start Data records

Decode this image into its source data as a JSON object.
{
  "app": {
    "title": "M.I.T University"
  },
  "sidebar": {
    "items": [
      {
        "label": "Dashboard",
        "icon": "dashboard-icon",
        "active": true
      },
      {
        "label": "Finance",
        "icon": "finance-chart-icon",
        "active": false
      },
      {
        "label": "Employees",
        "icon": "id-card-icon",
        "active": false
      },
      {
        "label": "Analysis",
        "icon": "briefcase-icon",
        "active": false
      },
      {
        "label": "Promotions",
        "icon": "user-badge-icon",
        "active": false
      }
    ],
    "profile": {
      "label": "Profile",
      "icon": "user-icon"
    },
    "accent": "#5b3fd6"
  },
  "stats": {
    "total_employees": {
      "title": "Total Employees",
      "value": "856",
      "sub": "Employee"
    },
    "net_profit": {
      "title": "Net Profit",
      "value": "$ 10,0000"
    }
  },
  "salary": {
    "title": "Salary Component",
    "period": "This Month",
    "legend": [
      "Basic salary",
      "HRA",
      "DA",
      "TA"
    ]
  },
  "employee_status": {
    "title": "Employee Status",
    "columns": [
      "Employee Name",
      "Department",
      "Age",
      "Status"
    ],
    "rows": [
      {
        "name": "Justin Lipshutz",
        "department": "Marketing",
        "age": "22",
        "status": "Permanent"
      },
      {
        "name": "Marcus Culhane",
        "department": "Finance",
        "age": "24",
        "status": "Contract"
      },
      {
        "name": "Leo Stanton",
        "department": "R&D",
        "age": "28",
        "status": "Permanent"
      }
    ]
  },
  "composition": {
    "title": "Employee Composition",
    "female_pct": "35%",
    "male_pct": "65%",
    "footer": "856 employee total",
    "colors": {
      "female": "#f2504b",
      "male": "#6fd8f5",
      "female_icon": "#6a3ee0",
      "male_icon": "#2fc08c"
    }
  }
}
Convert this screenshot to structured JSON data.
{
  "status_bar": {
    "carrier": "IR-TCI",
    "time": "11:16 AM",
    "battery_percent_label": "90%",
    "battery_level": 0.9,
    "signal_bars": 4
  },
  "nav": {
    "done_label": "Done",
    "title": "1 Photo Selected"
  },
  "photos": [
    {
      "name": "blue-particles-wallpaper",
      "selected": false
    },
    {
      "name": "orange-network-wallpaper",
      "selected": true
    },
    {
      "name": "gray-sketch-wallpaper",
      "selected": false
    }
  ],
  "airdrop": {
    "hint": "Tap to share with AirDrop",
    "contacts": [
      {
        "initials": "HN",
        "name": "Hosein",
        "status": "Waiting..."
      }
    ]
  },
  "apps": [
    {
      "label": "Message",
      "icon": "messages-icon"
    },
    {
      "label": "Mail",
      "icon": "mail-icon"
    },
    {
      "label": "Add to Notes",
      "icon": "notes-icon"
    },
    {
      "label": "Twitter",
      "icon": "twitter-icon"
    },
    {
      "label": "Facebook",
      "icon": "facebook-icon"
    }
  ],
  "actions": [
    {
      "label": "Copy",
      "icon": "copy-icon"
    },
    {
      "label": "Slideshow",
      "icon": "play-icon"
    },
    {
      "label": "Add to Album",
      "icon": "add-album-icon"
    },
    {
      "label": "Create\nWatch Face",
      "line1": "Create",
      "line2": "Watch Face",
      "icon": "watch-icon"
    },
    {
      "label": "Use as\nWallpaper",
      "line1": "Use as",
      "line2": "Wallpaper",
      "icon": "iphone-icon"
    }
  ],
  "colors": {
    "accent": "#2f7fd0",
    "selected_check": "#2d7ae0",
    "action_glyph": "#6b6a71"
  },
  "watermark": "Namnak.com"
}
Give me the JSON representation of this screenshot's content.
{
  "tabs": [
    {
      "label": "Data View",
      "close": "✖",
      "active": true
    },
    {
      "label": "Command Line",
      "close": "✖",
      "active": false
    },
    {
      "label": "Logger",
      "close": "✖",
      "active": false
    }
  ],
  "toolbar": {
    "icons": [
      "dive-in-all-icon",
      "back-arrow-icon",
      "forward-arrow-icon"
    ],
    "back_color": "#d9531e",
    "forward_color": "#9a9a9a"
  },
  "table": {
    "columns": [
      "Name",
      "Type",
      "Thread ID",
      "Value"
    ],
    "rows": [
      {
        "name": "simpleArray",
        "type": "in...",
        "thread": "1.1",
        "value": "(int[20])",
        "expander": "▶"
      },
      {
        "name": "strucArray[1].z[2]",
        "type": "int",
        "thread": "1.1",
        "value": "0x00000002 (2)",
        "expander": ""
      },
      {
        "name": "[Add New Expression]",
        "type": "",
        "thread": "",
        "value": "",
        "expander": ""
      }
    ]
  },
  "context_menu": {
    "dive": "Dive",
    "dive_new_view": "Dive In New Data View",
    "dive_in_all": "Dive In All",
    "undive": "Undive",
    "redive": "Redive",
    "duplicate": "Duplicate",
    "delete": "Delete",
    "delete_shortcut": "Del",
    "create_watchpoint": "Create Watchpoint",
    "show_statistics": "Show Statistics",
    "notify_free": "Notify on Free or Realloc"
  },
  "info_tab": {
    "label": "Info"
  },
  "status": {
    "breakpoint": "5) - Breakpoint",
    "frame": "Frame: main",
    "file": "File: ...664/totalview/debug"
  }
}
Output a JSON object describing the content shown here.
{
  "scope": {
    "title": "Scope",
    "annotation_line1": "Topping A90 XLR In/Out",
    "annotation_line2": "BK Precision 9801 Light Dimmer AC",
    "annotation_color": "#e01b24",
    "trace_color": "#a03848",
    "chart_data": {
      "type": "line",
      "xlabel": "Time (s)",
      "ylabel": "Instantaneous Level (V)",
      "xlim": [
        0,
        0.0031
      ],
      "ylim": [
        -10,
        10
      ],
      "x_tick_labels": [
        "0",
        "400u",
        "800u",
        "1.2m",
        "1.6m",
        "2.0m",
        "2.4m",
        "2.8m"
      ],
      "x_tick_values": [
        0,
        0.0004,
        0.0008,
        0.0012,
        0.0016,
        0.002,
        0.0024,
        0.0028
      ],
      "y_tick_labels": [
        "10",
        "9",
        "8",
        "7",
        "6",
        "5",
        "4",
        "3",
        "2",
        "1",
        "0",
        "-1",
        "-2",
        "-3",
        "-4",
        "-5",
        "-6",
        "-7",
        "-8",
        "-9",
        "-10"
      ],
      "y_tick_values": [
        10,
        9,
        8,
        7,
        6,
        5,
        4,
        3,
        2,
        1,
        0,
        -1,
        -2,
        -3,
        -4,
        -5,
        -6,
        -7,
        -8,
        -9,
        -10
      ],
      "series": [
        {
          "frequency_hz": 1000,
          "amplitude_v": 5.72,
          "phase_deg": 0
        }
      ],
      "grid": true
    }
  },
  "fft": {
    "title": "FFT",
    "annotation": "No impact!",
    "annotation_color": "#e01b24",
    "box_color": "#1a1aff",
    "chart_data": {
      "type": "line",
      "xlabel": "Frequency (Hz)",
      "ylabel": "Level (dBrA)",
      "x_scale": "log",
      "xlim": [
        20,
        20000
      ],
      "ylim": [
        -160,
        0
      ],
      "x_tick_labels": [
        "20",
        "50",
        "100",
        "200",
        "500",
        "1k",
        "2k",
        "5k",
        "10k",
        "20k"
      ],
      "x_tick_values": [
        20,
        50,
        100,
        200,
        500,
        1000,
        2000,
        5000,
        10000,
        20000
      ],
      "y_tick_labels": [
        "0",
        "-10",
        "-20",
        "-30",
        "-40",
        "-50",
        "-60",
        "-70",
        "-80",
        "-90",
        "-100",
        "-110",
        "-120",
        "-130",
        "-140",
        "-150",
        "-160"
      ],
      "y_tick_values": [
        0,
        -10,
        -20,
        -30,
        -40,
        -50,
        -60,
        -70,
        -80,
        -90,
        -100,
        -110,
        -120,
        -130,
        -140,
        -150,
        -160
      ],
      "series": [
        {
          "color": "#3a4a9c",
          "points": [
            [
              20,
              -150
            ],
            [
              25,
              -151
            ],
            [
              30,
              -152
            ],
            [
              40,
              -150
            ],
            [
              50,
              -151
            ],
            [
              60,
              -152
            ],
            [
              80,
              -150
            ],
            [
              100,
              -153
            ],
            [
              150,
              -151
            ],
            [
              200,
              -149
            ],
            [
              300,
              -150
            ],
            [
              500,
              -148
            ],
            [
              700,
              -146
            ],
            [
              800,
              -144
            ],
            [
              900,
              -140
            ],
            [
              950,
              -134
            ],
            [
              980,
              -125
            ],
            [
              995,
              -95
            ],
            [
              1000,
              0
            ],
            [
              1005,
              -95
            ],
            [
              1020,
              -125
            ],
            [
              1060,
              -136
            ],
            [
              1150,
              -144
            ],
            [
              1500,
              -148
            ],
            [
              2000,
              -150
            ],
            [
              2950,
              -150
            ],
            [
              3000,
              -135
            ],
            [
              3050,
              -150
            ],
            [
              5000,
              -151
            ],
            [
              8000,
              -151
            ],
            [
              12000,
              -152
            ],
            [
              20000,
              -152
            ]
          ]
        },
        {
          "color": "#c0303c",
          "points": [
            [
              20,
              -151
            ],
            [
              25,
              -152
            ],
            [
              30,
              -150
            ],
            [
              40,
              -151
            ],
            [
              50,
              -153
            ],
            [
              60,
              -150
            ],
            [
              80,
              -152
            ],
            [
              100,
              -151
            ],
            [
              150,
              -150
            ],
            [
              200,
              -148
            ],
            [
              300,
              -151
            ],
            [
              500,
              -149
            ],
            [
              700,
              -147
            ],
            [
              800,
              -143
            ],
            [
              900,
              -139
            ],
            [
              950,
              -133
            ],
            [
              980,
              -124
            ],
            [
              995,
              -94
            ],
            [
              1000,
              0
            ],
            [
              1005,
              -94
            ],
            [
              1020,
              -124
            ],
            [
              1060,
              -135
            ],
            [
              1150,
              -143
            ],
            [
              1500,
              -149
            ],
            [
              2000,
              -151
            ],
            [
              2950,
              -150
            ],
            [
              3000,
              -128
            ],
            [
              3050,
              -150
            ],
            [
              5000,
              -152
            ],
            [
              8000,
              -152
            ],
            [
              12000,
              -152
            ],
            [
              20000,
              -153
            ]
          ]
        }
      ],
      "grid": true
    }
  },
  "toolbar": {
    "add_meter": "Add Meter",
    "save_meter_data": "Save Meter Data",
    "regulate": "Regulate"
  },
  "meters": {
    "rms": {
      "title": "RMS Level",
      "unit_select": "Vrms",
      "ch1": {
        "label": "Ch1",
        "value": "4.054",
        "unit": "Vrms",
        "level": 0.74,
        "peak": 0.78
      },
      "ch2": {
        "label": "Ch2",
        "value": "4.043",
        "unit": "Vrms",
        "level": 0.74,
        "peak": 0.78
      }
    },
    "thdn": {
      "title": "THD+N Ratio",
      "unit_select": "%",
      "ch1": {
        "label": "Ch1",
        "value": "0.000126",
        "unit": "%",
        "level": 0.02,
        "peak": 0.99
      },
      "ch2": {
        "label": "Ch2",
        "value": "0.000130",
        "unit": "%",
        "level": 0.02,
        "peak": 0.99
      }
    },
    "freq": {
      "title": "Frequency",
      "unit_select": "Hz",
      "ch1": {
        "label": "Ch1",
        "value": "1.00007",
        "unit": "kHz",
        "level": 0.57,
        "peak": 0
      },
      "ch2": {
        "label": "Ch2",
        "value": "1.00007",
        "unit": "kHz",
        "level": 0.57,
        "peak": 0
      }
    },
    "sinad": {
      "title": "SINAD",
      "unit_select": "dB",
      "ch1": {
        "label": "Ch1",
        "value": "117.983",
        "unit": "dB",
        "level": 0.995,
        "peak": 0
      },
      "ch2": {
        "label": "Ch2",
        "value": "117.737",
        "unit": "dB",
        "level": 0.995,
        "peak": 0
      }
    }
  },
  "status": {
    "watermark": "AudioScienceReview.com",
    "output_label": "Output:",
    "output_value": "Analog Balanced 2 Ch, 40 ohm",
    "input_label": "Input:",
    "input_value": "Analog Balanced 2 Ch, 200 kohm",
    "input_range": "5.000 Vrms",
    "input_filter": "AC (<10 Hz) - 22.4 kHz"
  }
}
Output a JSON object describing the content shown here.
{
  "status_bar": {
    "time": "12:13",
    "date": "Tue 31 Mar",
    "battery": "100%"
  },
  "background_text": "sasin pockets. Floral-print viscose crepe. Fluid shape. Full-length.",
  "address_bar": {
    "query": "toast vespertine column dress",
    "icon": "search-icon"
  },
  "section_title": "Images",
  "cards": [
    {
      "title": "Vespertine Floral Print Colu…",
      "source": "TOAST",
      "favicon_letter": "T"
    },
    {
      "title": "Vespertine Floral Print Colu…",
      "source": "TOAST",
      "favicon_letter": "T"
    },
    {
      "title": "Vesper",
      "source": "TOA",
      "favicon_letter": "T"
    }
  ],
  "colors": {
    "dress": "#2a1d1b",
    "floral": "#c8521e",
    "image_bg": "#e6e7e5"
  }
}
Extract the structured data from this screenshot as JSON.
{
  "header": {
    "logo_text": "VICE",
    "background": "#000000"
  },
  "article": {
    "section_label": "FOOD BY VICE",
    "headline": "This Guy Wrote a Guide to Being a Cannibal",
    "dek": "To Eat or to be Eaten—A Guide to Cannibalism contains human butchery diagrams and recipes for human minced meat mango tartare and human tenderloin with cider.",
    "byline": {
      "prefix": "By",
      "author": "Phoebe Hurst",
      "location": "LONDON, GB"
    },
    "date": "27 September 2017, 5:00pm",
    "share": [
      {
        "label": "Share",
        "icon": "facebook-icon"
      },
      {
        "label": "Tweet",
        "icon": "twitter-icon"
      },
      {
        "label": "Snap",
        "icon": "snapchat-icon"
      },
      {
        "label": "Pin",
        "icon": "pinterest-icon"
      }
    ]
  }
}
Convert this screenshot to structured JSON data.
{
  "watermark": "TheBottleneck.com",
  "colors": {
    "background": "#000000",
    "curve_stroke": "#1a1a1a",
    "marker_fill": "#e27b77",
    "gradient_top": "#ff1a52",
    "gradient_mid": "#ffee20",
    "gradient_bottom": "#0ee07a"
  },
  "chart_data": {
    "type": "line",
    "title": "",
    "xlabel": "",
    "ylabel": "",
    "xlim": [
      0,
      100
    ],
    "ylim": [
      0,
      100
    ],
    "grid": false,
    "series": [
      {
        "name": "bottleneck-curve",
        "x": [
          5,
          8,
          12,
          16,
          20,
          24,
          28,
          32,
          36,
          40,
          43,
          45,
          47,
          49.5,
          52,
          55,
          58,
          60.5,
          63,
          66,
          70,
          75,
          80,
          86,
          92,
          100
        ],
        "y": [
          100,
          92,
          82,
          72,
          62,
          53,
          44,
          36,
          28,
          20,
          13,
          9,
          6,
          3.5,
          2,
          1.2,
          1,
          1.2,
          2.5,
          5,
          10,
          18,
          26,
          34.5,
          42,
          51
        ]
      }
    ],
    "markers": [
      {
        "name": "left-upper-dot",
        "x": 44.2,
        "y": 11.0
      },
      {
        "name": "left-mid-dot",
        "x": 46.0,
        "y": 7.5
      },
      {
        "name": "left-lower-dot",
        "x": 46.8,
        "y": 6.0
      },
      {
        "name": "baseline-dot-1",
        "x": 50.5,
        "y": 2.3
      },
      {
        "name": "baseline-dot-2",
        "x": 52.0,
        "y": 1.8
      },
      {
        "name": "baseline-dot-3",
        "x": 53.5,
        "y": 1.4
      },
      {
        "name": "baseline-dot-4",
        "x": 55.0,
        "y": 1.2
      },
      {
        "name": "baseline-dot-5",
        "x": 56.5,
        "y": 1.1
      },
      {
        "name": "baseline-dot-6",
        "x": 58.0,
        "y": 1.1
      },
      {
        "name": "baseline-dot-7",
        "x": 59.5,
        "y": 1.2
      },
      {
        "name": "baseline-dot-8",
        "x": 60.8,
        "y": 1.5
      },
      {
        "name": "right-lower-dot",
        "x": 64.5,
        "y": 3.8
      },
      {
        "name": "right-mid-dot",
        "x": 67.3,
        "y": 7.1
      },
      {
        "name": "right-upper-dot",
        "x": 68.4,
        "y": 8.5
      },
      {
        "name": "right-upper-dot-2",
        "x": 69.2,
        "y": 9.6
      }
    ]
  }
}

end Data records

Given exercise = Show the lines from the data above that contain the string "Analog".

Result of the exercise =
    "output_value": "Analog Balanced 2 Ch, 40 ohm",
    "input_value": "Analog Balanced 2 Ch, 200 kohm",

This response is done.